[Layout records]
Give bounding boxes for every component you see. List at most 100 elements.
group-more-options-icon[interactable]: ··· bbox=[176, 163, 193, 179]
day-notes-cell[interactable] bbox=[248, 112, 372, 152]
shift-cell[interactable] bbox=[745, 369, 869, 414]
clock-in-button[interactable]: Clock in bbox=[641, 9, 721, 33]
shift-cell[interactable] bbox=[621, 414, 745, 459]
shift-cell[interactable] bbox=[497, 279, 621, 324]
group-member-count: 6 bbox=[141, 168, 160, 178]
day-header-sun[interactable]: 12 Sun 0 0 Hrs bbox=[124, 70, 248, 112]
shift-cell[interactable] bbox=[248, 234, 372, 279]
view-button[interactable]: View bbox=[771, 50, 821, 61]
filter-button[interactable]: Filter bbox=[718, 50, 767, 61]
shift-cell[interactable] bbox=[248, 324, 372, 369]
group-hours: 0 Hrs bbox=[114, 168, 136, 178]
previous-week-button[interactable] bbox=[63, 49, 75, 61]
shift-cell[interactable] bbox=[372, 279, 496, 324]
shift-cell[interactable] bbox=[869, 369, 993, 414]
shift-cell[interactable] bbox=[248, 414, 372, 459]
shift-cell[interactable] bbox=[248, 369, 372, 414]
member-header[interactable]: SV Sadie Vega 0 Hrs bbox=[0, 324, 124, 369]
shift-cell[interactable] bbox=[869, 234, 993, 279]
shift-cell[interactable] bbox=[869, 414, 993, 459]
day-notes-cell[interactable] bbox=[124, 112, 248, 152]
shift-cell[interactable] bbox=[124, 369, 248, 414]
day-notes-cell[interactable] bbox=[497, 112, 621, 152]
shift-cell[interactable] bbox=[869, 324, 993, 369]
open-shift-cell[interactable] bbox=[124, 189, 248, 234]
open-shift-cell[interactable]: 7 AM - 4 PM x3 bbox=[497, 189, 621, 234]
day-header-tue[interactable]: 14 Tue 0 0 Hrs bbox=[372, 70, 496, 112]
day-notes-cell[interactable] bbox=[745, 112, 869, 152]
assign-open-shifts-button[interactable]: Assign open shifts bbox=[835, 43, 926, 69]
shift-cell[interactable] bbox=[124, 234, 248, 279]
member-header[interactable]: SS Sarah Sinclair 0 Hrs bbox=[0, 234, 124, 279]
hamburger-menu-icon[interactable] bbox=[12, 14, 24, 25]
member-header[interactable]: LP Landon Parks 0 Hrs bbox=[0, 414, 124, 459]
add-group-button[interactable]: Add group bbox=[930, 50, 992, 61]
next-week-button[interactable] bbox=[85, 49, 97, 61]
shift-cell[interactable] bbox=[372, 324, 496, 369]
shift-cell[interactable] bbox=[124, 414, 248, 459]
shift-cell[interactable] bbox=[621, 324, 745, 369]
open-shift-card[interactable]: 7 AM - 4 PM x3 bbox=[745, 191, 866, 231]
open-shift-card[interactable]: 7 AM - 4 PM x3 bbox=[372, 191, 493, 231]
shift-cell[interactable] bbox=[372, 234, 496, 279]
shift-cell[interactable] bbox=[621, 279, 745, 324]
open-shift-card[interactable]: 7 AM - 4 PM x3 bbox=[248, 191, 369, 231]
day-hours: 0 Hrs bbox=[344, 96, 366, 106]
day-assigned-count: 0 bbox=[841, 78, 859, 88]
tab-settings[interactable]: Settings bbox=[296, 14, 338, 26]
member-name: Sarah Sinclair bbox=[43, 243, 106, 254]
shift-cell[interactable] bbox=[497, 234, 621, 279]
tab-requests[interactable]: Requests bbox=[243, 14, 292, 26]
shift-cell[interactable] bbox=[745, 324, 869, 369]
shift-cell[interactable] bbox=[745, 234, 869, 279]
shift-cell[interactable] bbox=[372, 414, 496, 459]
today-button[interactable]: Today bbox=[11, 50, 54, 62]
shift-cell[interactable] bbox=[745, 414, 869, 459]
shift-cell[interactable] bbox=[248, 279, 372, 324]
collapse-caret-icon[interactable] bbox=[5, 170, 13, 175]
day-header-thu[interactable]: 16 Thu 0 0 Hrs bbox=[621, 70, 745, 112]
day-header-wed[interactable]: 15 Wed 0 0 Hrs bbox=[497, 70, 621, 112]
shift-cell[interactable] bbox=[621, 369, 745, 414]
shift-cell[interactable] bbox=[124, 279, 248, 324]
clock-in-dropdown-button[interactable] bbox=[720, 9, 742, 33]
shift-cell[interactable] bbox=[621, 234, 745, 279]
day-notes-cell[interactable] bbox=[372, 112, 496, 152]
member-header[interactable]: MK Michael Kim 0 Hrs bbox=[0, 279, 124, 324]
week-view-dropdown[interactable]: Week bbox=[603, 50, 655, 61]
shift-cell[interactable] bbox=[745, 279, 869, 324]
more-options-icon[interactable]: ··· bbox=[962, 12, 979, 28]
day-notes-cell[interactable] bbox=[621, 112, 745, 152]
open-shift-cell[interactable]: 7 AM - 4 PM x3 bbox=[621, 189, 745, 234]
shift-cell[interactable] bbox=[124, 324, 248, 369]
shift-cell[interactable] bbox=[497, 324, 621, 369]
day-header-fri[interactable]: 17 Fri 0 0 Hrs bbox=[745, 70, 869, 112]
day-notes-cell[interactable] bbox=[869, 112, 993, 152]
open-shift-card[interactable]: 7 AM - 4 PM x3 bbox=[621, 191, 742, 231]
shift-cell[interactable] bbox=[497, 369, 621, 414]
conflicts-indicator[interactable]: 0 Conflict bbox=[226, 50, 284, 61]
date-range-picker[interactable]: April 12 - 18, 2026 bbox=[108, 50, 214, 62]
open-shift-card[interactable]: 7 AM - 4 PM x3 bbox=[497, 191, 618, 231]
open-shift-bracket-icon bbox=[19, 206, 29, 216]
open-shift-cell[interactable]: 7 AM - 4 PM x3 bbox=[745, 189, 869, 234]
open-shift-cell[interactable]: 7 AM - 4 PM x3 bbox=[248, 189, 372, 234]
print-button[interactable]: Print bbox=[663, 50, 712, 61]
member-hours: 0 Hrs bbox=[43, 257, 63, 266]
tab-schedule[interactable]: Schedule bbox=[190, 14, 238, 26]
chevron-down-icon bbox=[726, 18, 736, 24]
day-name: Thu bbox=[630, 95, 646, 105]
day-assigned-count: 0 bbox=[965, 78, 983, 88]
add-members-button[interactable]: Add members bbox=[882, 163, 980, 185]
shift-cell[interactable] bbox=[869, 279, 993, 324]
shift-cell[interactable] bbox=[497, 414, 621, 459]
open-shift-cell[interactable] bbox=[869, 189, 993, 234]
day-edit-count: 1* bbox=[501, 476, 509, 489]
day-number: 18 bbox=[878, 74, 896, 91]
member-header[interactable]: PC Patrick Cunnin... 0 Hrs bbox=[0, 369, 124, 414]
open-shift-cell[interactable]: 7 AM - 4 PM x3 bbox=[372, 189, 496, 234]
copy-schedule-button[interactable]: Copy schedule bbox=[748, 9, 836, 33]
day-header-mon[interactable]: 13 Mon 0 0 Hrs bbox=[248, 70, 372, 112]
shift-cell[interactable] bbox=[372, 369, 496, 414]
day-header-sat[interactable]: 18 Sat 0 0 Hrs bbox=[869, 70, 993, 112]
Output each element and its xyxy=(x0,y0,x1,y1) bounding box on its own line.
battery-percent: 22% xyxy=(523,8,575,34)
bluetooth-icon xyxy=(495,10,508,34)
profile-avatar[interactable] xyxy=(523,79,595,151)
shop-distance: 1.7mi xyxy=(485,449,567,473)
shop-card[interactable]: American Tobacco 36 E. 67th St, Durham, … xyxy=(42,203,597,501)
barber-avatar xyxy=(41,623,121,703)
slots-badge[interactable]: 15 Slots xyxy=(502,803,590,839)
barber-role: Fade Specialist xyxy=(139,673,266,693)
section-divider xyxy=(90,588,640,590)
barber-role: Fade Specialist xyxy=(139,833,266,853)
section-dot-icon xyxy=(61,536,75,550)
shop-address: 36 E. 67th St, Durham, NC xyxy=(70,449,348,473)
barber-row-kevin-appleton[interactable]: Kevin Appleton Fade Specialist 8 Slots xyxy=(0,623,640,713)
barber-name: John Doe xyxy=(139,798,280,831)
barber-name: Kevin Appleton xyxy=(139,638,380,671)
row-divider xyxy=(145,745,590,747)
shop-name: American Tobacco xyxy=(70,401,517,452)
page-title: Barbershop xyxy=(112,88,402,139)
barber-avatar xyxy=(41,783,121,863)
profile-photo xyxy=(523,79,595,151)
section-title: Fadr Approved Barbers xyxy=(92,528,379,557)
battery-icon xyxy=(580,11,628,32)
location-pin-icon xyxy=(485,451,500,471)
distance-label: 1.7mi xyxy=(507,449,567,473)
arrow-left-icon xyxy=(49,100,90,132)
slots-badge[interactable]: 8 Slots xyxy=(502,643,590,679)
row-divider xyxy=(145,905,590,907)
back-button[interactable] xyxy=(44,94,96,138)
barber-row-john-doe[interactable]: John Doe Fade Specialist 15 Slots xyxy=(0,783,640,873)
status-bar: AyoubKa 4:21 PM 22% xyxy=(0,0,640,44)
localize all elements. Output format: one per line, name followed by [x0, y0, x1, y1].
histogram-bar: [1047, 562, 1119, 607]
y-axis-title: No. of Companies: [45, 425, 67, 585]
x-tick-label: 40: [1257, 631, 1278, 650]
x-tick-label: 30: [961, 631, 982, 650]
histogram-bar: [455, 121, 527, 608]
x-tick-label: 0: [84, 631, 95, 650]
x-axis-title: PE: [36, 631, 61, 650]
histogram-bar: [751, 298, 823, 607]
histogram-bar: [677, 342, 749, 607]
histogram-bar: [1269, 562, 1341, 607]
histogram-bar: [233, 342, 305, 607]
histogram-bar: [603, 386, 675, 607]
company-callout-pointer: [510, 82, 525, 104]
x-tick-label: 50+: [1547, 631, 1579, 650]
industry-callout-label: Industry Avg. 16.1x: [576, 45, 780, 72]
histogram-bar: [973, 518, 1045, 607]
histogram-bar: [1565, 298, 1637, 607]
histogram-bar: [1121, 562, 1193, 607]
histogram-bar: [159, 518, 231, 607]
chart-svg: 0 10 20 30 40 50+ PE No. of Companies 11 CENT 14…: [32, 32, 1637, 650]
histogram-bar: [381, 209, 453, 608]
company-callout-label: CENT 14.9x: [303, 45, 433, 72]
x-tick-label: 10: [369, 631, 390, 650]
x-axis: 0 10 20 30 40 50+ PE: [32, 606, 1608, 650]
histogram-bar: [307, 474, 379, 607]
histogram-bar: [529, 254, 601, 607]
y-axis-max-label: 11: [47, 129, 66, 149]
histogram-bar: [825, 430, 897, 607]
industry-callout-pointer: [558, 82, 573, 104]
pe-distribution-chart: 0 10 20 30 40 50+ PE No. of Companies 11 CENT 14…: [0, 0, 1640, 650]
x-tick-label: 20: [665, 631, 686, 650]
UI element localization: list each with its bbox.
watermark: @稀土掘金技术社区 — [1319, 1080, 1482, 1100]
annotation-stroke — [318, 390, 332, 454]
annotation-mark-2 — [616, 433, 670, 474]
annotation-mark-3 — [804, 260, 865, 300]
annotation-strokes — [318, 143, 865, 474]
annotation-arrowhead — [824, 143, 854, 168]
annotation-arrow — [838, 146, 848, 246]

» **Direction**
Copy the stretch of entries from the beginning through the line containing "add-group-button[interactable]: Add group", substituting "Punch in" for "Clock in" and leaving everything else unchanged.

» **Finished exercise**
Give bounding boxes for every component you see. List at most 100 elements.
group-more-options-icon[interactable]: ··· bbox=[176, 163, 193, 179]
day-notes-cell[interactable] bbox=[248, 112, 372, 152]
shift-cell[interactable] bbox=[745, 369, 869, 414]
clock-in-button[interactable]: Punch in bbox=[641, 9, 721, 33]
shift-cell[interactable] bbox=[621, 414, 745, 459]
shift-cell[interactable] bbox=[497, 279, 621, 324]
group-member-count: 6 bbox=[141, 168, 160, 178]
day-header-sun[interactable]: 12 Sun 0 0 Hrs bbox=[124, 70, 248, 112]
shift-cell[interactable] bbox=[248, 234, 372, 279]
view-button[interactable]: View bbox=[771, 50, 821, 61]
filter-button[interactable]: Filter bbox=[718, 50, 767, 61]
shift-cell[interactable] bbox=[248, 324, 372, 369]
group-hours: 0 Hrs bbox=[114, 168, 136, 178]
previous-week-button[interactable] bbox=[63, 49, 75, 61]
shift-cell[interactable] bbox=[372, 279, 496, 324]
shift-cell[interactable] bbox=[869, 369, 993, 414]
shift-cell[interactable] bbox=[248, 414, 372, 459]
shift-cell[interactable] bbox=[248, 369, 372, 414]
member-header[interactable]: SV Sadie Vega 0 Hrs bbox=[0, 324, 124, 369]
shift-cell[interactable] bbox=[869, 234, 993, 279]
shift-cell[interactable] bbox=[869, 414, 993, 459]
day-notes-cell[interactable] bbox=[124, 112, 248, 152]
shift-cell[interactable] bbox=[124, 369, 248, 414]
day-notes-cell[interactable] bbox=[497, 112, 621, 152]
shift-cell[interactable] bbox=[869, 324, 993, 369]
open-shift-cell[interactable] bbox=[124, 189, 248, 234]
open-shift-cell[interactable]: 7 AM - 4 PM x3 bbox=[497, 189, 621, 234]
day-header-tue[interactable]: 14 Tue 0 0 Hrs bbox=[372, 70, 496, 112]
day-notes-cell[interactable] bbox=[745, 112, 869, 152]
assign-open-shifts-button[interactable]: Assign open shifts bbox=[835, 43, 926, 69]
shift-cell[interactable] bbox=[124, 234, 248, 279]
member-header[interactable]: SS Sarah Sinclair 0 Hrs bbox=[0, 234, 124, 279]
hamburger-menu-icon[interactable] bbox=[12, 14, 24, 25]
member-header[interactable]: LP Landon Parks 0 Hrs bbox=[0, 414, 124, 459]
add-group-button[interactable]: Add group bbox=[930, 50, 992, 61]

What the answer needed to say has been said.